** Start of Material provided **

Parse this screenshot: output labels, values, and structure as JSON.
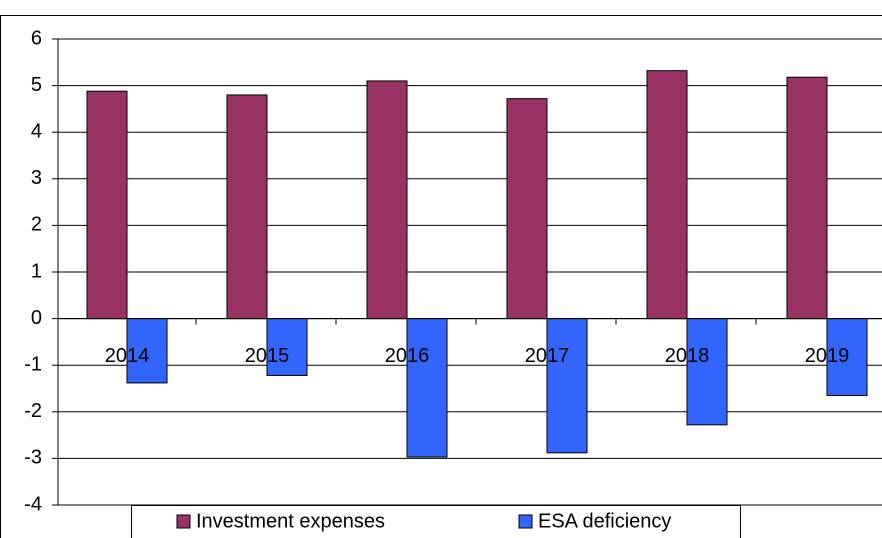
{
  "chart_data": {
    "type": "bar",
    "categories": [
      "2014",
      "2015",
      "2016",
      "2017",
      "2018",
      "2019"
    ],
    "series": [
      {
        "name": "Investment expenses",
        "color": "#993366",
        "values": [
          4.88,
          4.8,
          5.1,
          4.72,
          5.32,
          5.18
        ]
      },
      {
        "name": "ESA deficiency",
        "color": "#3366ff",
        "values": [
          -1.38,
          -1.22,
          -2.97,
          -2.88,
          -2.28,
          -1.65
        ]
      }
    ],
    "ylim": [
      -4,
      6
    ],
    "yticks": [
      -4,
      -3,
      -2,
      -1,
      0,
      1,
      2,
      3,
      4,
      5,
      6
    ],
    "grid": true,
    "legend": "bottom"
  }
}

** End of Material provided **

## Job
Every entry above is to be set down exactly; the pictures are to be left out.

## Final answer
Parse this screenshot: output labels, values, and structure as JSON.
{
  "chart_data": {
    "type": "bar",
    "categories": [
      "2014",
      "2015",
      "2016",
      "2017",
      "2018",
      "2019"
    ],
    "series": [
      {
        "name": "Investment expenses",
        "color": "#993366",
        "values": [
          4.88,
          4.8,
          5.1,
          4.72,
          5.32,
          5.18
        ]
      },
      {
        "name": "ESA deficiency",
        "color": "#3366ff",
        "values": [
          -1.38,
          -1.22,
          -2.97,
          -2.88,
          -2.28,
          -1.65
        ]
      }
    ],
    "ylim": [
      -4,
      6
    ],
    "yticks": [
      -4,
      -3,
      -2,
      -1,
      0,
      1,
      2,
      3,
      4,
      5,
      6
    ],
    "grid": true,
    "legend": "bottom"
  }
}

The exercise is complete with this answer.